Content-Transfer-Encoding: 7bit
Errors-To: linux-f2fs-devel-bounces@lists.sourceforge.net

On 05/26, Theodore Tso wrote:
> On Tue, May 26, 2026 at 09:52:40PM +0000, Jaegeuk Kim wrote:
> > > It seems... surprising that the additional I/O operations are actually
> > > throttloing UFS device bandwidth by 2x (4GB/s vs 2GB/s).  Have you dug
> > > into why this is happening, and whether there is anything that can be
> > > optimized below the file system?
> > 
> > I can't tell the exact size tho, roughly it's between 1GB and
> > 4GB. And, per lots of test results with various tunings, it turned
> > out memory allocation speed was the culprit. If we use 4KB page, we
> > couldn't get the full bandwidth unless we set the biggest core
> > running the highest frequency.
> 
> OK, if we assume that the model file that you want to load is is 2GB
> then the number of 4k pages that you need is a bit over half a million
> (524288).  So if it take 1 second with large folios (2 GB/s as you
> stated above), and half-second without (4 GB/s), then you're basically
> saying that it was costing you half-second to allocate 524288
> singleton pages.  And the whole point of this exercise is to save that
> half second?
> 
> And I assume that these timing was using a performance cores, and part
> of the goal here is to be able to use an efficiency core instead.
> 
> Did I get that right?

Yes, right.

Spatial layout data
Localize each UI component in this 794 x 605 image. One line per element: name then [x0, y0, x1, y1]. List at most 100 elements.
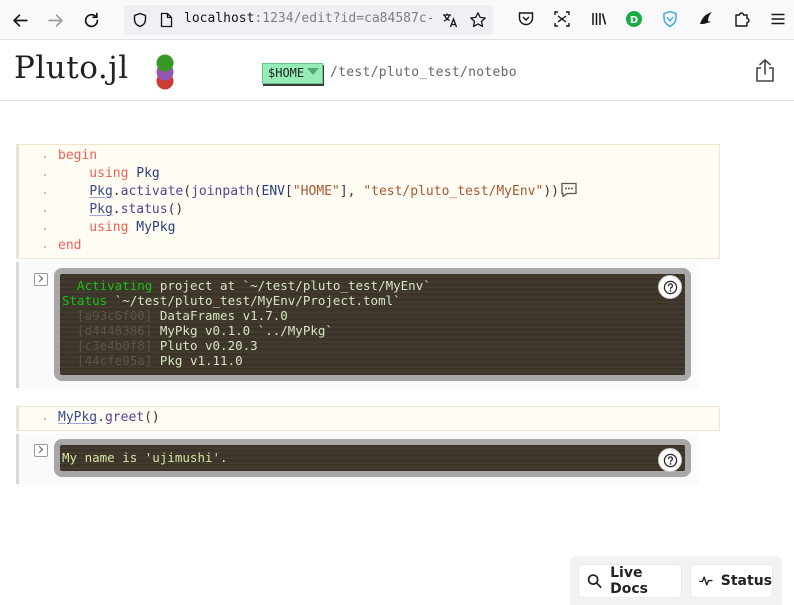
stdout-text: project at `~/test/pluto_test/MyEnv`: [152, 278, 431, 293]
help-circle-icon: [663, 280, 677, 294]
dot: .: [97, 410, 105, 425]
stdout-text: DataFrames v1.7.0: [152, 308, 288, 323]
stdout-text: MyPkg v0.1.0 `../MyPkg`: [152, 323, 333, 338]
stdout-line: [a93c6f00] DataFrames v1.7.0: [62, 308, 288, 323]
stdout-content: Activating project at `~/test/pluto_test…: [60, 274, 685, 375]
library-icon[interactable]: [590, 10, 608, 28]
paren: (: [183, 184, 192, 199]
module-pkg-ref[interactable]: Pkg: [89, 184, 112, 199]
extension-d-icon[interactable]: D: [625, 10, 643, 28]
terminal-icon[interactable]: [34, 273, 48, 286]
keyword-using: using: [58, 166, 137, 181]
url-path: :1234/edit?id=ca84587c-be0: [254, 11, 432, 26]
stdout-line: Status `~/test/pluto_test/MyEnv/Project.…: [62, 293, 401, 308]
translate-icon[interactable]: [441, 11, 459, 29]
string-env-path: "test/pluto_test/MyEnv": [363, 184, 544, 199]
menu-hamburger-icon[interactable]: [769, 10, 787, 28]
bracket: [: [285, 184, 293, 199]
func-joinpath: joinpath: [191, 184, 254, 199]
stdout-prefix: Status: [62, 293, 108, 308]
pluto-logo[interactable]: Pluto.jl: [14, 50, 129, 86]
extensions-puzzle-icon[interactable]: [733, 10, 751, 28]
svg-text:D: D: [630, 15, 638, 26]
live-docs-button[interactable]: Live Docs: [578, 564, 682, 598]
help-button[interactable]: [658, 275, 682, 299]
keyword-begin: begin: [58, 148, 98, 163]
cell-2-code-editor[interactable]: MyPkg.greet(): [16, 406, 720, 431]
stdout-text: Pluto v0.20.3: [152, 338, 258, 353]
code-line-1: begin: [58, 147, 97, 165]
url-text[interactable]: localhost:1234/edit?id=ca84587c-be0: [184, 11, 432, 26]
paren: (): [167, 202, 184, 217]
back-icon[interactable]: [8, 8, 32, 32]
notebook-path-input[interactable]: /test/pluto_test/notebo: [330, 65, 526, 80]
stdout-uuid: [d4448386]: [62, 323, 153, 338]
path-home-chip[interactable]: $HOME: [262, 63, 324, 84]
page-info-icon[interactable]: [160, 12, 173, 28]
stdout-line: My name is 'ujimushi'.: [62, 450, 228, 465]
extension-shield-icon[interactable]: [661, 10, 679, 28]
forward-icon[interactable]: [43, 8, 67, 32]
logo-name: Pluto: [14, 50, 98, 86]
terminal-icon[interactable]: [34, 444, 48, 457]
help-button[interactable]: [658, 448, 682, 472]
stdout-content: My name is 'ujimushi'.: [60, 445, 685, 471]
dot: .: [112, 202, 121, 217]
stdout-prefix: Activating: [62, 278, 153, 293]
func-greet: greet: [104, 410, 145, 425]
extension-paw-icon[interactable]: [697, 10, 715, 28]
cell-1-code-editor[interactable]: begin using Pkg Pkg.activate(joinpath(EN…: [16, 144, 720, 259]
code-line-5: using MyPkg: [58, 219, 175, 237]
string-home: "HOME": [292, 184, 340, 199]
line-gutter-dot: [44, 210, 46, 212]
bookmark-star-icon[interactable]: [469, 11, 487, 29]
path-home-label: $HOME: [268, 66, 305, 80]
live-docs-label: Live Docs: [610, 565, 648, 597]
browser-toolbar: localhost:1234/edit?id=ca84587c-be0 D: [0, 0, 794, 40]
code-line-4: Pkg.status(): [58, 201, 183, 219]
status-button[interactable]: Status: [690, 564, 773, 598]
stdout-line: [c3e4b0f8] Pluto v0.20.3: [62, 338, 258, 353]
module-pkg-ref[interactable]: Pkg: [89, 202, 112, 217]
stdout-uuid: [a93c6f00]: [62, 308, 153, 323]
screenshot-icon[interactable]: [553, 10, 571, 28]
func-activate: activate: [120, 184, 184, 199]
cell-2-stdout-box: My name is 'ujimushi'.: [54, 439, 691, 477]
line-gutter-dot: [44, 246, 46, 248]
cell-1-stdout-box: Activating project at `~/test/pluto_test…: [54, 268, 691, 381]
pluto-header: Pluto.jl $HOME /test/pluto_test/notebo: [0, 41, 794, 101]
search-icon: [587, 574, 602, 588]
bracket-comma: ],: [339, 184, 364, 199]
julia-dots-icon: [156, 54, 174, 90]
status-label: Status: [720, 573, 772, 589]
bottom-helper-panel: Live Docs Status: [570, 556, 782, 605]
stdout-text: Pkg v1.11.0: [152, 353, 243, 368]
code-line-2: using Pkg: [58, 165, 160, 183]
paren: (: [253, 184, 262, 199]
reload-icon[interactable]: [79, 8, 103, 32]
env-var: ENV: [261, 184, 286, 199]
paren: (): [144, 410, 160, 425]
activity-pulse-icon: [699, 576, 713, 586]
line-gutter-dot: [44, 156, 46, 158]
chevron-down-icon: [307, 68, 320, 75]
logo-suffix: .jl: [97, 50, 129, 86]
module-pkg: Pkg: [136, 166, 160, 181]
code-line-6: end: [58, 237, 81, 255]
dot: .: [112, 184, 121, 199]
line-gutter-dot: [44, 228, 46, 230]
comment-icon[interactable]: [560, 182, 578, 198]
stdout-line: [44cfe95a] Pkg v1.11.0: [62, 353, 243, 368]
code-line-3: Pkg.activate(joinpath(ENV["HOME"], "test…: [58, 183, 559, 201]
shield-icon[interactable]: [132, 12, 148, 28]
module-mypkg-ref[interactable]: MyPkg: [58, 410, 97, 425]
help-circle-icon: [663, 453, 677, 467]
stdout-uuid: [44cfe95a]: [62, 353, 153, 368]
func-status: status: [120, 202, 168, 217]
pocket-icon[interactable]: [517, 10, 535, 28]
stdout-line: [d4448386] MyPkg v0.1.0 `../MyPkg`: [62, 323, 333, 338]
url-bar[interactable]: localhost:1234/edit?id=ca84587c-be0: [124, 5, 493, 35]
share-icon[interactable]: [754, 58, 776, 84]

▸ **JOBS**:
- A) Duplicate the mailing list excerpt, everything from "On 05/26, Theodore" down to "the file system?".
- B) Quote every sentence in the mailing list excerpt that ends with a question mark.
Rely only on the mailing list excerpt, not on the records.

▸ **RESPONSE LIST**:
- A)
On 05/26, Theodore Tso wrote:
> On Tue, May 26, 2026 at 09:52:40PM +0000, Jaegeuk Kim wrote:
> > > It seems... surprising that the additional I/O operations are actually
> > > throttloing UFS device bandwidth by 2x (4GB/s vs 2GB/s).  Have you dug
> > > into why this is happening, and whether there is anything that can be
> > > optimized below the file system?

- B)
Have you dug into why this is happening, and whether there is anything that can be optimized below the file system?
And the whole point of this exercise is to save that half second?
Did I get that right?